**Written request**
Write out the listing in full, matching it word for word.

────────────────────────────────────────

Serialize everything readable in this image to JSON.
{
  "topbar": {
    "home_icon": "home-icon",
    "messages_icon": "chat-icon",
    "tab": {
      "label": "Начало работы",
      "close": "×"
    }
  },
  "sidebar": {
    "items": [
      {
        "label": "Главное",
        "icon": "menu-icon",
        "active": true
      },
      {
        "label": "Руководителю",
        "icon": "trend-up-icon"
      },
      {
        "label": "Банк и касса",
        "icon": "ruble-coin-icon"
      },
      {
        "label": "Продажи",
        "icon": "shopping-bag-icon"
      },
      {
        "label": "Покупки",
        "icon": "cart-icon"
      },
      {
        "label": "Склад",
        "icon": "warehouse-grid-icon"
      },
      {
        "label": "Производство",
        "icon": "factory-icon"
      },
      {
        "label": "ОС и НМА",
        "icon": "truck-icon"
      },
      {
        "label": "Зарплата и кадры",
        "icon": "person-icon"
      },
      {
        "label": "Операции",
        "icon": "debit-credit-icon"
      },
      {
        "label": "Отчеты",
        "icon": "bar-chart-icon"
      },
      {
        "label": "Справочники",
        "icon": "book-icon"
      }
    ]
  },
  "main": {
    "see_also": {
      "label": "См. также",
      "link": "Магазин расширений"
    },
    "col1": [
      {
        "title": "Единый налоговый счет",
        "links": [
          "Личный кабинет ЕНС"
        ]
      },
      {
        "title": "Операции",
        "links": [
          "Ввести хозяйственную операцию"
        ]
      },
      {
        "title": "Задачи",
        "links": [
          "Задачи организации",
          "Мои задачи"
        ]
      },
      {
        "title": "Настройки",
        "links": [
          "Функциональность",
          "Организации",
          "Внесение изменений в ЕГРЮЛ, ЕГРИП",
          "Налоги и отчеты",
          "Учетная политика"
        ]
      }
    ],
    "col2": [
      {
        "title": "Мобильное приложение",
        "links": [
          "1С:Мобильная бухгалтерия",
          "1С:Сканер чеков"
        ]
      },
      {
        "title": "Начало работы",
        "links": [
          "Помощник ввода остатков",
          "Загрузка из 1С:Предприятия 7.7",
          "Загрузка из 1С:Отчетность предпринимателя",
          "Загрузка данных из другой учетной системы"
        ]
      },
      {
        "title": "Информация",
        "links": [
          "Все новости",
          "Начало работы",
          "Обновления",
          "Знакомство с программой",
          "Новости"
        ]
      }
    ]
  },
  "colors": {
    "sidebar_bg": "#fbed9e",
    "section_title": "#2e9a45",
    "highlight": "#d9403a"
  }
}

────────────────────────────────────────

**Reply**
Serialize everything readable in this image to JSON.
{
  "topbar": {
    "home_icon": "home-icon",
    "messages_icon": "chat-icon",
    "tab": {
      "label": "Начало работы",
      "close": "×"
    }
  },
  "sidebar": {
    "items": [
      {
        "label": "Главное",
        "icon": "menu-icon",
        "active": true
      },
      {
        "label": "Руководителю",
        "icon": "trend-up-icon"
      },
      {
        "label": "Банк и касса",
        "icon": "ruble-coin-icon"
      },
      {
        "label": "Продажи",
        "icon": "shopping-bag-icon"
      },
      {
        "label": "Покупки",
        "icon": "cart-icon"
      },
      {
        "label": "Склад",
        "icon": "warehouse-grid-icon"
      },
      {
        "label": "Производство",
        "icon": "factory-icon"
      },
      {
        "label": "ОС и НМА",
        "icon": "truck-icon"
      },
      {
        "label": "Зарплата и кадры",
        "icon": "person-icon"
      },
      {
        "label": "Операции",
        "icon": "debit-credit-icon"
      },
      {
        "label": "Отчеты",
        "icon": "bar-chart-icon"
      },
      {
        "label": "Справочники",
        "icon": "book-icon"
      }
    ]
  },
  "main": {
    "see_also": {
      "label": "См. также",
      "link": "Магазин расширений"
    },
    "col1": [
      {
        "title": "Единый налоговый счет",
        "links": [
          "Личный кабинет ЕНС"
        ]
      },
      {
        "title": "Операции",
        "links": [
          "Ввести хозяйственную операцию"
        ]
      },
      {
        "title": "Задачи",
        "links": [
          "Задачи организации",
          "Мои задачи"
        ]
      },
      {
        "title": "Настройки",
        "links": [
          "Функциональность",
          "Организации",
          "Внесение изменений в ЕГРЮЛ, ЕГРИП",
          "Налоги и отчеты",
          "Учетная политика"
        ]
      }
    ],
    "col2": [
      {
        "title": "Мобильное приложение",
        "links": [
          "1С:Мобильная бухгалтерия",
          "1С:Сканер чеков"
        ]
      },
      {
        "title": "Начало работы",
        "links": [
          "Помощник ввода остатков",
          "Загрузка из 1С:Предприятия 7.7",
          "Загрузка из 1С:Отчетность предпринимателя",
          "Загрузка данных из другой учетной системы"
        ]
      },
      {
        "title": "Информация",
        "links": [
          "Все новости",
          "Начало работы",
          "Обновления",
          "Знакомство с программой",
          "Новости"
        ]
      }
    ]
  },
  "colors": {
    "sidebar_bg": "#fbed9e",
    "section_title": "#2e9a45",
    "highlight": "#d9403a"
  }
}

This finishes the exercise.